Find every line containing the word "H₂C₂O₄" and report the count, nothing more.

◆ ◆ ◆ ◆ ◆ ◆ ◆

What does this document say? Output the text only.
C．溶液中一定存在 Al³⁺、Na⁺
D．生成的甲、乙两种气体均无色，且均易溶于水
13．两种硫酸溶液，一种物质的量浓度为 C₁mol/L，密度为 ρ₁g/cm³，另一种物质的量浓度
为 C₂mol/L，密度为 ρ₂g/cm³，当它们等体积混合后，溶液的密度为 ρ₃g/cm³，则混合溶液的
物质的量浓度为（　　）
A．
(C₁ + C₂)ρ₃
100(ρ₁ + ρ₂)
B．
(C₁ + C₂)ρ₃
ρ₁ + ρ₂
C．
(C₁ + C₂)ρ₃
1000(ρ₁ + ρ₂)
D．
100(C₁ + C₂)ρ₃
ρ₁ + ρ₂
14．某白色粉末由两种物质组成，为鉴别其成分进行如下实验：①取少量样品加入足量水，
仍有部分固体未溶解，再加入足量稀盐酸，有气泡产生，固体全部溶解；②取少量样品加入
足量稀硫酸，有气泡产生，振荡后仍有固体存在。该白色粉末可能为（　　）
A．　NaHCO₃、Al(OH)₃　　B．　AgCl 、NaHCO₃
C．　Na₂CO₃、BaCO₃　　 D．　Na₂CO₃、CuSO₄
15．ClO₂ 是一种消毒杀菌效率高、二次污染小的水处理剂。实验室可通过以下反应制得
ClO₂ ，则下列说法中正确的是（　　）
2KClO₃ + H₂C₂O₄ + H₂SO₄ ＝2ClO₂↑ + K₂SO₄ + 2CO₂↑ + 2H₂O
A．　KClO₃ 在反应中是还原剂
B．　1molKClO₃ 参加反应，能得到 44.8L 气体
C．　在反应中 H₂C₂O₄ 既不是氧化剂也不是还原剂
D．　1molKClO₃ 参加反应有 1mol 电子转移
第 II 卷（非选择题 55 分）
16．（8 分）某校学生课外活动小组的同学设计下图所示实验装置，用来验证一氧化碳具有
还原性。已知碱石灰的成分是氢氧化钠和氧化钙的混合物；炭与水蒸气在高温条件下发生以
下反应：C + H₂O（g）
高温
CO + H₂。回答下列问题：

◆ ◆ ◆ ◆ ◆ ◆ ◆

**Result below**
2